Goal: Show every line where "ΞΗΡΟΠΟΤΑΜΟΥ" occurs.

☆ ☆ ☆ ☆ ☆

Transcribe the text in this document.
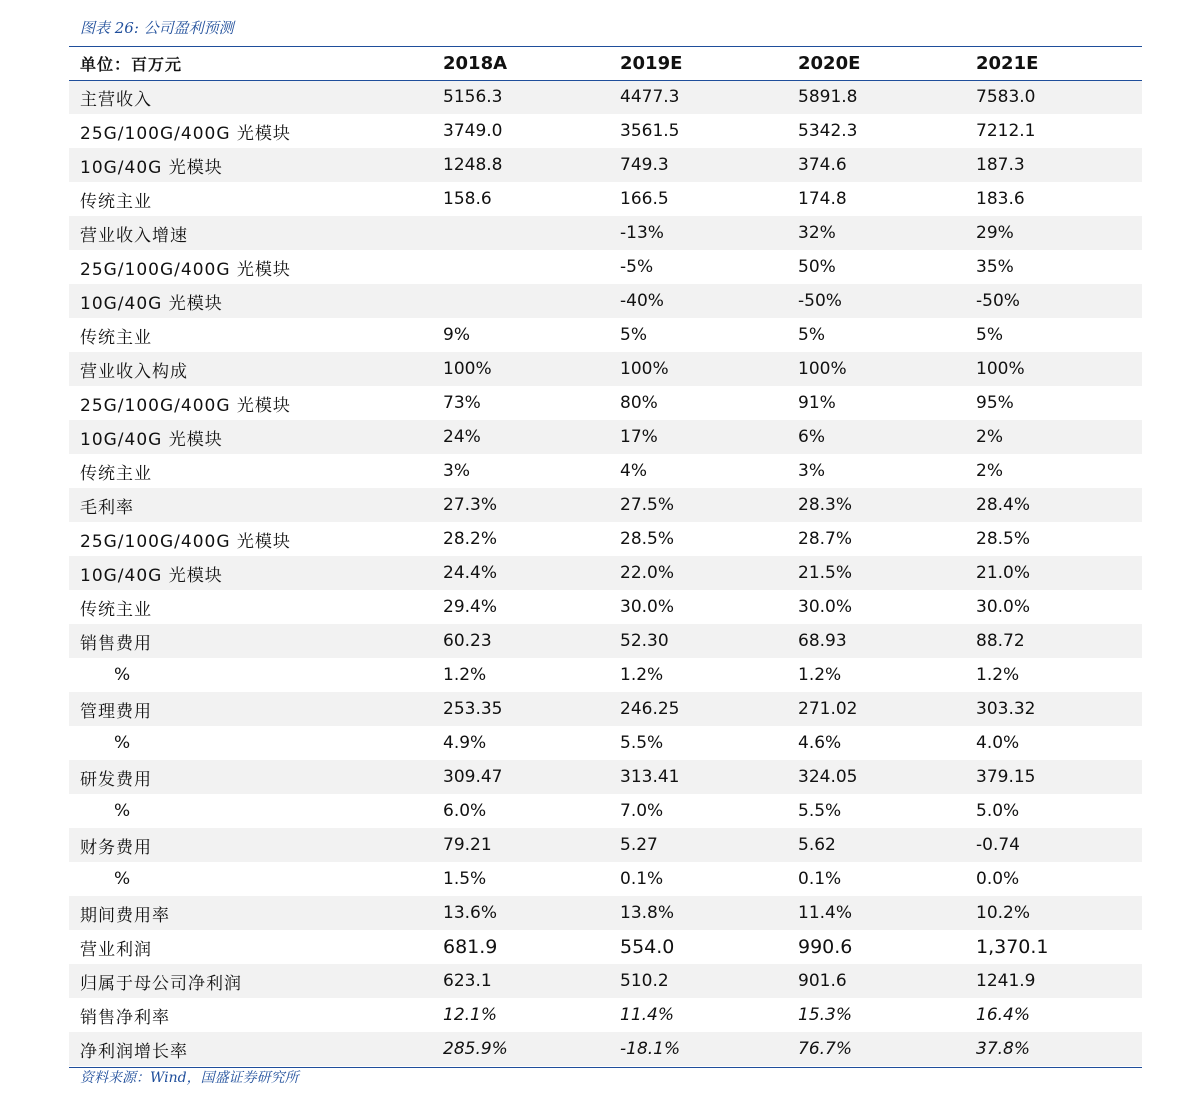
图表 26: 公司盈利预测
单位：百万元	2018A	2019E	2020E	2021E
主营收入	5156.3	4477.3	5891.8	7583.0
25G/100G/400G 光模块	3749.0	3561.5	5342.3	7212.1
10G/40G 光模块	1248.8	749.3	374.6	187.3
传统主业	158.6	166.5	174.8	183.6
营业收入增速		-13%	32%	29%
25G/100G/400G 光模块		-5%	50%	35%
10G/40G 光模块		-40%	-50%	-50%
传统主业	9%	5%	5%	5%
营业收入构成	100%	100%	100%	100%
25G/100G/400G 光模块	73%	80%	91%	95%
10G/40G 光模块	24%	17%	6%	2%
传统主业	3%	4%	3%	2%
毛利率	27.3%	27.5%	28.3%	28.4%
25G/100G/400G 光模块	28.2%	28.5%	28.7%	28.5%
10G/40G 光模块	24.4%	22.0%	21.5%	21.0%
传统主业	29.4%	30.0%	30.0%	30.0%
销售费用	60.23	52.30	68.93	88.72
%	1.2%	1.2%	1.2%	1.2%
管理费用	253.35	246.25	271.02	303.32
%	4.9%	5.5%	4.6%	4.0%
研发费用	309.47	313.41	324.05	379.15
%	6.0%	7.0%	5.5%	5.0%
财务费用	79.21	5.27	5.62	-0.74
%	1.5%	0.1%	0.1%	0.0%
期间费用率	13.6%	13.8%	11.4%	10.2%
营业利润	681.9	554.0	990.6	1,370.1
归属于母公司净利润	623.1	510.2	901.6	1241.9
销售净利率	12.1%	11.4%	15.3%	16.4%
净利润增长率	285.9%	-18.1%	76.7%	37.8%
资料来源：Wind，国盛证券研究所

☆ ☆ ☆ ☆ ☆

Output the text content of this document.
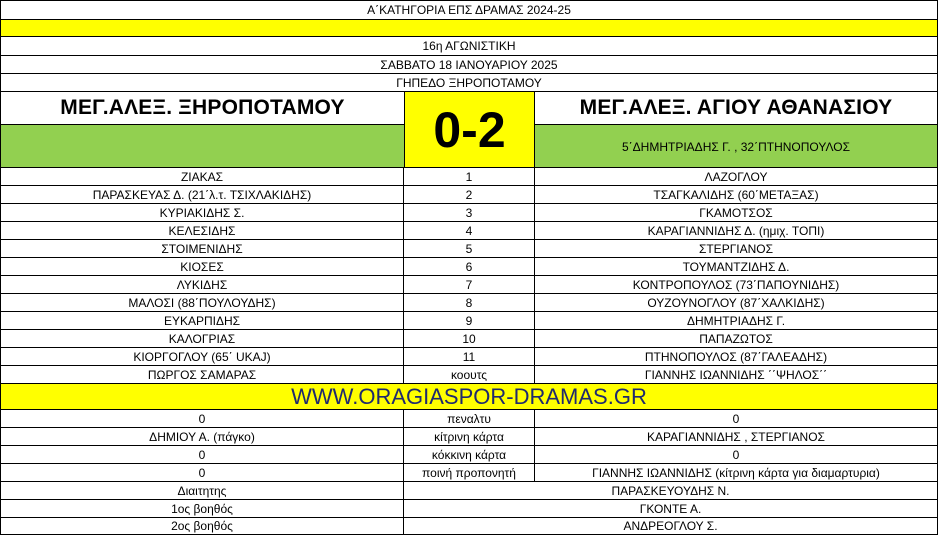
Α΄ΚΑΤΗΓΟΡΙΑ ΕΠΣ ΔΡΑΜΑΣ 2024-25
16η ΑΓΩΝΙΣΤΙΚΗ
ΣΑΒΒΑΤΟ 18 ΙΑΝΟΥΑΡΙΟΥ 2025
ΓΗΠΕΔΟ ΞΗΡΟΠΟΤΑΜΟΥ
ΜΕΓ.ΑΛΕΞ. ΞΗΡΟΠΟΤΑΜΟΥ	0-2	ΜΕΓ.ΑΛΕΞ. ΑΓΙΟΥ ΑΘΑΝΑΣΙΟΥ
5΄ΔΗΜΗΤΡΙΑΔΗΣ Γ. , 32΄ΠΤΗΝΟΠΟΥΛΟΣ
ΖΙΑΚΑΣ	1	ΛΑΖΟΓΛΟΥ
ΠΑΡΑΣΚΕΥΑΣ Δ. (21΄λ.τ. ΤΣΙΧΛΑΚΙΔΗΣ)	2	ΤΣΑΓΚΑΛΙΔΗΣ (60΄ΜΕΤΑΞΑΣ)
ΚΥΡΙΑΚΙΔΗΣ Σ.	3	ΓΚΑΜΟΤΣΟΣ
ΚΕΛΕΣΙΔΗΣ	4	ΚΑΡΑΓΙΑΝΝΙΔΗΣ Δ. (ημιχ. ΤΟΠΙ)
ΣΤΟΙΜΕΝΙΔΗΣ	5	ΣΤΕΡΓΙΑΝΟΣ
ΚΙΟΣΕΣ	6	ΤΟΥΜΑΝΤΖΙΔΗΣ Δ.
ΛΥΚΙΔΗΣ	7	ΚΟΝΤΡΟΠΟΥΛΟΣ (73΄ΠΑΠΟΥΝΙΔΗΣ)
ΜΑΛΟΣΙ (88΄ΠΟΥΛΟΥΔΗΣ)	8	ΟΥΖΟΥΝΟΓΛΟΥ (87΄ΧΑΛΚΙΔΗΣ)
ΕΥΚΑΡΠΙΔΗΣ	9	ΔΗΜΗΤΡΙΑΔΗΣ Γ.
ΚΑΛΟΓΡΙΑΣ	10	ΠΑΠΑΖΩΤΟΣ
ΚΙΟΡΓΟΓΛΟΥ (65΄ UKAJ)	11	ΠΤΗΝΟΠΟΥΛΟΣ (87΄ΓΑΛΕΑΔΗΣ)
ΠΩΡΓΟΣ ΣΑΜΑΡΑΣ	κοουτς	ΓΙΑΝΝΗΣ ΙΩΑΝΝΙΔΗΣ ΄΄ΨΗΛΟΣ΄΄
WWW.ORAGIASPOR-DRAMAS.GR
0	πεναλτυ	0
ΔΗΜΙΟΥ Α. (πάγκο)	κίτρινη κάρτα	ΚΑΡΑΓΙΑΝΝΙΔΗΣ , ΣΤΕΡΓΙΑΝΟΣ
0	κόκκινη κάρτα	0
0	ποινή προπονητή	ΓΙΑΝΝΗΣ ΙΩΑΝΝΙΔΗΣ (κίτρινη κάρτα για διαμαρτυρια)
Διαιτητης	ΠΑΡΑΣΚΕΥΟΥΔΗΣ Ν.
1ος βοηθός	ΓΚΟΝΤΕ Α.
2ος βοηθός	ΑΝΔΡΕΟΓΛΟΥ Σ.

☆ ☆ ☆ ☆ ☆

The result:
ΓΗΠΕΔΟ ΞΗΡΟΠΟΤΑΜΟΥ
ΜΕΓ.ΑΛΕΞ. ΞΗΡΟΠΟΤΑΜΟΥ	0-2	ΜΕΓ.ΑΛΕΞ. ΑΓΙΟΥ ΑΘΑΝΑΣΙΟΥ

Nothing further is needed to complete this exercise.